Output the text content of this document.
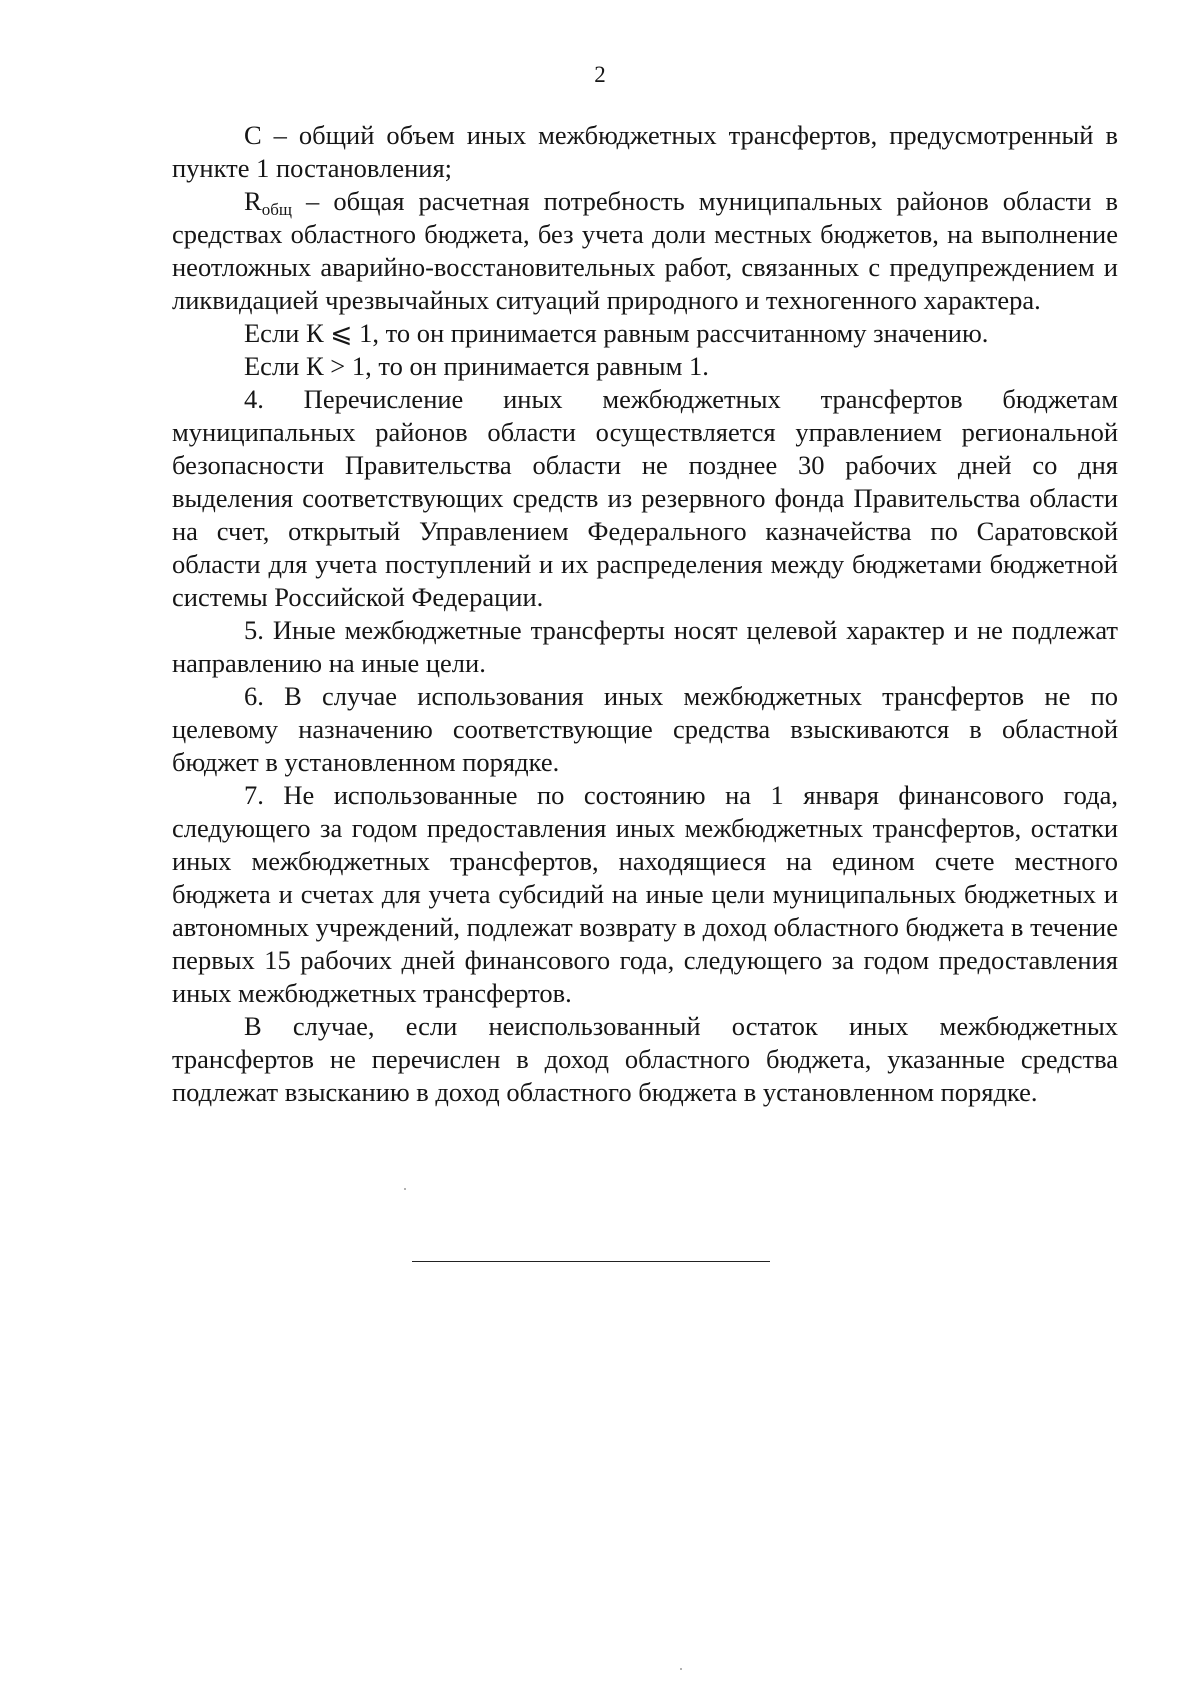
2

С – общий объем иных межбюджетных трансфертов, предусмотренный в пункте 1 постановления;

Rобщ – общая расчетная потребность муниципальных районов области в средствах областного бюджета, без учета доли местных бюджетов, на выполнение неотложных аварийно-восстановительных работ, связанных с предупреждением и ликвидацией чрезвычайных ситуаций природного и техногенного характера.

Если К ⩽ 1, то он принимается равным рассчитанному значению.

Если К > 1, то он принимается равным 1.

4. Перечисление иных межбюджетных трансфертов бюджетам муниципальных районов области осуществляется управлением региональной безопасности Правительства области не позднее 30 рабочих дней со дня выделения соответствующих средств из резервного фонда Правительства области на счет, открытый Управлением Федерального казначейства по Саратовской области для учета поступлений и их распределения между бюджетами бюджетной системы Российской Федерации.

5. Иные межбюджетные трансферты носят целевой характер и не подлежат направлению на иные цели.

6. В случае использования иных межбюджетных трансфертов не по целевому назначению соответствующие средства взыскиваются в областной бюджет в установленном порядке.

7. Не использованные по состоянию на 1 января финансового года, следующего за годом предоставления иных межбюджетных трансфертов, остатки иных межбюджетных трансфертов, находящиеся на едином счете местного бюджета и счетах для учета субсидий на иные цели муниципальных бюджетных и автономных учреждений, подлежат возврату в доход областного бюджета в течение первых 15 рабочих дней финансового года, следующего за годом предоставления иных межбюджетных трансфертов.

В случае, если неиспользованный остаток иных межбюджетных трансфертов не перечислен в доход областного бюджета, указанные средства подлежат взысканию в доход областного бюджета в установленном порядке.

— Stated exercise —
The answer is the number of lines in the preceding material that hold "подлежат"; write that number and nothing else.

— Final result —
3